### Your objective:
Take the material below and write it all out again exactly.

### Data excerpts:
************
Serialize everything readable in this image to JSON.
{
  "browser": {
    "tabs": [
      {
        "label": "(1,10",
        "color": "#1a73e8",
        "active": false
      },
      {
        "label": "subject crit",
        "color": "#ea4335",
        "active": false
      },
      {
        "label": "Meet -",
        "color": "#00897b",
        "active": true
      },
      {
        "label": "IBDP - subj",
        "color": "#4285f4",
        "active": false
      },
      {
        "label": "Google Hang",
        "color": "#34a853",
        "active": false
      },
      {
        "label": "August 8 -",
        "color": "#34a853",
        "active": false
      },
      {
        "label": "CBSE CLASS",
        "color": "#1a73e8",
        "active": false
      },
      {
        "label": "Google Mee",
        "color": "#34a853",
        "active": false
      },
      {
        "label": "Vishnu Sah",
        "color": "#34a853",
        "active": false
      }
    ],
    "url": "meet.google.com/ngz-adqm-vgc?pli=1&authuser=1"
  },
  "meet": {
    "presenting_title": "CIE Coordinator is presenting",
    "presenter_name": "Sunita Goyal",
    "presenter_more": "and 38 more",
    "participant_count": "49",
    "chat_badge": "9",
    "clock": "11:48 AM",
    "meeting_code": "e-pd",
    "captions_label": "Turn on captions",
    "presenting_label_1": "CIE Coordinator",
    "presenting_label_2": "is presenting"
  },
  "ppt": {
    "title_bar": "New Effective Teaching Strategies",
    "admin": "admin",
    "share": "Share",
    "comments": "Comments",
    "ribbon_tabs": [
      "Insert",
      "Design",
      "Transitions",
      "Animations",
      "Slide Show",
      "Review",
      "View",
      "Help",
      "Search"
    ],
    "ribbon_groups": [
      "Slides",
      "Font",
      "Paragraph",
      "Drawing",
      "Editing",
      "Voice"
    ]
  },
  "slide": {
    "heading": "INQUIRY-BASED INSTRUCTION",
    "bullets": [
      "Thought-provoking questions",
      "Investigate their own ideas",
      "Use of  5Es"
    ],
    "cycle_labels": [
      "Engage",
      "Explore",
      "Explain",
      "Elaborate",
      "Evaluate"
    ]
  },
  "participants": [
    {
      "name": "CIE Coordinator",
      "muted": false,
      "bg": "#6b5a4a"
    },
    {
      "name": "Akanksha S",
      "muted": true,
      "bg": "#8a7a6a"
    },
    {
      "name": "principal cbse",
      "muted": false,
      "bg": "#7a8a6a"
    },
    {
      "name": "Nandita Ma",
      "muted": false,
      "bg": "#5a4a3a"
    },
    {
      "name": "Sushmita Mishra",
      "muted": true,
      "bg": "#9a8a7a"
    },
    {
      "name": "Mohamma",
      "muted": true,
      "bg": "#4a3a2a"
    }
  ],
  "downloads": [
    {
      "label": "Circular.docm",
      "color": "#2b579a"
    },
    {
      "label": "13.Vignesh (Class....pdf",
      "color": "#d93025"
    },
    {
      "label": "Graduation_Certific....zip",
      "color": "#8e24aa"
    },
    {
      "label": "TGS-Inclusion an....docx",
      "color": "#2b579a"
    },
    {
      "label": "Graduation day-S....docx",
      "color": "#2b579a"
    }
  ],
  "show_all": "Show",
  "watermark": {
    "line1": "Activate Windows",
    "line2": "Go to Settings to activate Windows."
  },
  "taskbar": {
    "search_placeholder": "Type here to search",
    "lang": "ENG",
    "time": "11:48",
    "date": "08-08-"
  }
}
************
### Task response:
Serialize everything readable in this image to JSON.
{
  "browser": {
    "tabs": [
      {
        "label": "(1,10",
        "color": "#1a73e8",
        "active": false
      },
      {
        "label": "subject crit",
        "color": "#ea4335",
        "active": false
      },
      {
        "label": "Meet -",
        "color": "#00897b",
        "active": true
      },
      {
        "label": "IBDP - subj",
        "color": "#4285f4",
        "active": false
      },
      {
        "label": "Google Hang",
        "color": "#34a853",
        "active": false
      },
      {
        "label": "August 8 -",
        "color": "#34a853",
        "active": false
      },
      {
        "label": "CBSE CLASS",
        "color": "#1a73e8",
        "active": false
      },
      {
        "label": "Google Mee",
        "color": "#34a853",
        "active": false
      },
      {
        "label": "Vishnu Sah",
        "color": "#34a853",
        "active": false
      }
    ],
    "url": "meet.google.com/ngz-adqm-vgc?pli=1&authuser=1"
  },
  "meet": {
    "presenting_title": "CIE Coordinator is presenting",
    "presenter_name": "Sunita Goyal",
    "presenter_more": "and 38 more",
    "participant_count": "49",
    "chat_badge": "9",
    "clock": "11:48 AM",
    "meeting_code": "e-pd",
    "captions_label": "Turn on captions",
    "presenting_label_1": "CIE Coordinator",
    "presenting_label_2": "is presenting"
  },
  "ppt": {
    "title_bar": "New Effective Teaching Strategies",
    "admin": "admin",
    "share": "Share",
    "comments": "Comments",
    "ribbon_tabs": [
      "Insert",
      "Design",
      "Transitions",
      "Animations",
      "Slide Show",
      "Review",
      "View",
      "Help",
      "Search"
    ],
    "ribbon_groups": [
      "Slides",
      "Font",
      "Paragraph",
      "Drawing",
      "Editing",
      "Voice"
    ]
  },
  "slide": {
    "heading": "INQUIRY-BASED INSTRUCTION",
    "bullets": [
      "Thought-provoking questions",
      "Investigate their own ideas",
      "Use of  5Es"
    ],
    "cycle_labels": [
      "Engage",
      "Explore",
      "Explain",
      "Elaborate",
      "Evaluate"
    ]
  },
  "participants": [
    {
      "name": "CIE Coordinator",
      "muted": false,
      "bg": "#6b5a4a"
    },
    {
      "name": "Akanksha S",
      "muted": true,
      "bg": "#8a7a6a"
    },
    {
      "name": "principal cbse",
      "muted": false,
      "bg": "#7a8a6a"
    },
    {
      "name": "Nandita Ma",
      "muted": false,
      "bg": "#5a4a3a"
    },
    {
      "name": "Sushmita Mishra",
      "muted": true,
      "bg": "#9a8a7a"
    },
    {
      "name": "Mohamma",
      "muted": true,
      "bg": "#4a3a2a"
    }
  ],
  "downloads": [
    {
      "label": "Circular.docm",
      "color": "#2b579a"
    },
    {
      "label": "13.Vignesh (Class....pdf",
      "color": "#d93025"
    },
    {
      "label": "Graduation_Certific....zip",
      "color": "#8e24aa"
    },
    {
      "label": "TGS-Inclusion an....docx",
      "color": "#2b579a"
    },
    {
      "label": "Graduation day-S....docx",
      "color": "#2b579a"
    }
  ],
  "show_all": "Show",
  "watermark": {
    "line1": "Activate Windows",
    "line2": "Go to Settings to activate Windows."
  },
  "taskbar": {
    "search_placeholder": "Type here to search",
    "lang": "ENG",
    "time": "11:48",
    "date": "08-08-"
  }
}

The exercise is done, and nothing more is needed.